-- Begin Stored data --

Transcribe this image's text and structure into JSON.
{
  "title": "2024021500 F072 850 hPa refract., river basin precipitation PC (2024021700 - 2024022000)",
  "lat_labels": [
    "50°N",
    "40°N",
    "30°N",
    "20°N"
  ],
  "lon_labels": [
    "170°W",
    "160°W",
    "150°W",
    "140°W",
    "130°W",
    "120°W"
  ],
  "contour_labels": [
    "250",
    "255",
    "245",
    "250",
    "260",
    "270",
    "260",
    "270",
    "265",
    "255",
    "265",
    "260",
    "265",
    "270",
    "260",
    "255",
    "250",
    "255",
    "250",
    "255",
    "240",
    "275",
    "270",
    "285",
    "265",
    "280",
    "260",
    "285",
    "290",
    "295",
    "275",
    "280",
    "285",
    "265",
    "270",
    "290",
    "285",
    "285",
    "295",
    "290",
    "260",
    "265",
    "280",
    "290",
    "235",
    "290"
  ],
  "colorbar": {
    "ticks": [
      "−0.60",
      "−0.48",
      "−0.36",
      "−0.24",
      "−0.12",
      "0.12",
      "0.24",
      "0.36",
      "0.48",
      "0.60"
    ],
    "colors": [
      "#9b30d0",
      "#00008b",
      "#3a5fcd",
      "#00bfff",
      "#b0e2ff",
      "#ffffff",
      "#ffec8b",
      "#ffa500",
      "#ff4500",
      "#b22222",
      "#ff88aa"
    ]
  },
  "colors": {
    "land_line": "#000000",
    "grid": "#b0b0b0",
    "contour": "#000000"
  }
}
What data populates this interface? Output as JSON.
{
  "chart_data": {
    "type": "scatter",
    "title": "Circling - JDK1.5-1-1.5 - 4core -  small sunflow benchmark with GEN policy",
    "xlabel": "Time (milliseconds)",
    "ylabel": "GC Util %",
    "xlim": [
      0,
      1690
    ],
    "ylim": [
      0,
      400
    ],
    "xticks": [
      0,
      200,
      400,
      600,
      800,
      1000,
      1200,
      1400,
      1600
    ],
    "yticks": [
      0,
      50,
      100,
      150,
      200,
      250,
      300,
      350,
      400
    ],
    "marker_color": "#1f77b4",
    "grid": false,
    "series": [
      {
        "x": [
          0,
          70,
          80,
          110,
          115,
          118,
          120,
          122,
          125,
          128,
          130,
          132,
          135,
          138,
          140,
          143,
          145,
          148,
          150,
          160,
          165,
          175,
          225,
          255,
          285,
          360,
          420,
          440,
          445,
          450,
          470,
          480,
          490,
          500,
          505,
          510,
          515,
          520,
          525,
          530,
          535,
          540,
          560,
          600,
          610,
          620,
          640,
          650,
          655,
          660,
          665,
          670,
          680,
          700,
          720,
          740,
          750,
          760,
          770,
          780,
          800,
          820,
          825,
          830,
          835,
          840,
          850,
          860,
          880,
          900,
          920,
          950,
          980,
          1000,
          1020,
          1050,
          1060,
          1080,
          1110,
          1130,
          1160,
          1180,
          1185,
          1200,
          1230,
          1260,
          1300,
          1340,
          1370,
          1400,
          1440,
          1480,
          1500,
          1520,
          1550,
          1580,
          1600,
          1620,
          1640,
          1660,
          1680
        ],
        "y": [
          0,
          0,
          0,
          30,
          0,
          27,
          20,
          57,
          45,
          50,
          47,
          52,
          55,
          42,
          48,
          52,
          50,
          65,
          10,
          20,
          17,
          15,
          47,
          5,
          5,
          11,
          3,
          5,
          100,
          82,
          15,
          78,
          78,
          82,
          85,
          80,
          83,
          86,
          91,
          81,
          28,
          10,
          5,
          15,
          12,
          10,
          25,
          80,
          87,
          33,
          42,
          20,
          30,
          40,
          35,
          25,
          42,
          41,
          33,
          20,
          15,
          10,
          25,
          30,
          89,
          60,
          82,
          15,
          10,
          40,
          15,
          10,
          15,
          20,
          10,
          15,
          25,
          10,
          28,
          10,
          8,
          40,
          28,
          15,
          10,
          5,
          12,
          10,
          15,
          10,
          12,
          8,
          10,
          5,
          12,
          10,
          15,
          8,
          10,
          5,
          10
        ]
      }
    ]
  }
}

-- End Stored data --

### Directions
Show all lines above holding "this".

### The result
Transcribe this image's text and structure into JSON.
What data populates this interface? Output as JSON.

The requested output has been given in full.